Search the material for the word "text" and copy each line that holds it.
#### Data provided
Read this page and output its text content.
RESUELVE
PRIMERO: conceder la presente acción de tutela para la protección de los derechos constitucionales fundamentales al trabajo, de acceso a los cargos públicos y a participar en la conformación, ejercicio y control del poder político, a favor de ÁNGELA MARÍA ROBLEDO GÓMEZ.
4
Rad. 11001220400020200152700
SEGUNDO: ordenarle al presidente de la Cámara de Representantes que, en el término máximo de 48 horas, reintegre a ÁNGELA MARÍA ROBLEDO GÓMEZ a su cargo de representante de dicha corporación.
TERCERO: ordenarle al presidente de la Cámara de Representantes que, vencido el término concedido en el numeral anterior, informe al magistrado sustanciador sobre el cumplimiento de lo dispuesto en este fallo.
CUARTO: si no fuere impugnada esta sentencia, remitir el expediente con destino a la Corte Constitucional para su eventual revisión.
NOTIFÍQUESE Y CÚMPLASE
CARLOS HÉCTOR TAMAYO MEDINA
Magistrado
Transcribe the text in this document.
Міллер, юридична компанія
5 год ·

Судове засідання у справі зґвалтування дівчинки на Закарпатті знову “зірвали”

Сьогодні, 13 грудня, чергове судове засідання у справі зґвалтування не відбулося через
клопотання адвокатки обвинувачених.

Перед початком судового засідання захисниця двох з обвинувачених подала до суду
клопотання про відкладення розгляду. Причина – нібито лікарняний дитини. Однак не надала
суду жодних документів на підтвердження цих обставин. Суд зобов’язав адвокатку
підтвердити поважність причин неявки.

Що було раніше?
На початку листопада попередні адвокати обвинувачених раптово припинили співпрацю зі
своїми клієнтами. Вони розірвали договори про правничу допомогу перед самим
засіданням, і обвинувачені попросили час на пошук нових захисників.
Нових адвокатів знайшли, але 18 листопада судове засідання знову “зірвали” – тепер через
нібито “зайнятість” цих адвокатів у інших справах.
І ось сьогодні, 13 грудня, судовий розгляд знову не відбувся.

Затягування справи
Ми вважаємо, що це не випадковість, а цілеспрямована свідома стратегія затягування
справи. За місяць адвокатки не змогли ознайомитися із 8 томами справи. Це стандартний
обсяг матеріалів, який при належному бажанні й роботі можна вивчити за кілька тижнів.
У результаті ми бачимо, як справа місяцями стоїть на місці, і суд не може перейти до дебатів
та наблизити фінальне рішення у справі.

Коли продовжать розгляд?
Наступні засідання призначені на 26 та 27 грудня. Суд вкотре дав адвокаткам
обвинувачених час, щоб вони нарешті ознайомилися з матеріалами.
########
[Expected answer]:
Read this page and output its text content.
Transcribe the text in this document.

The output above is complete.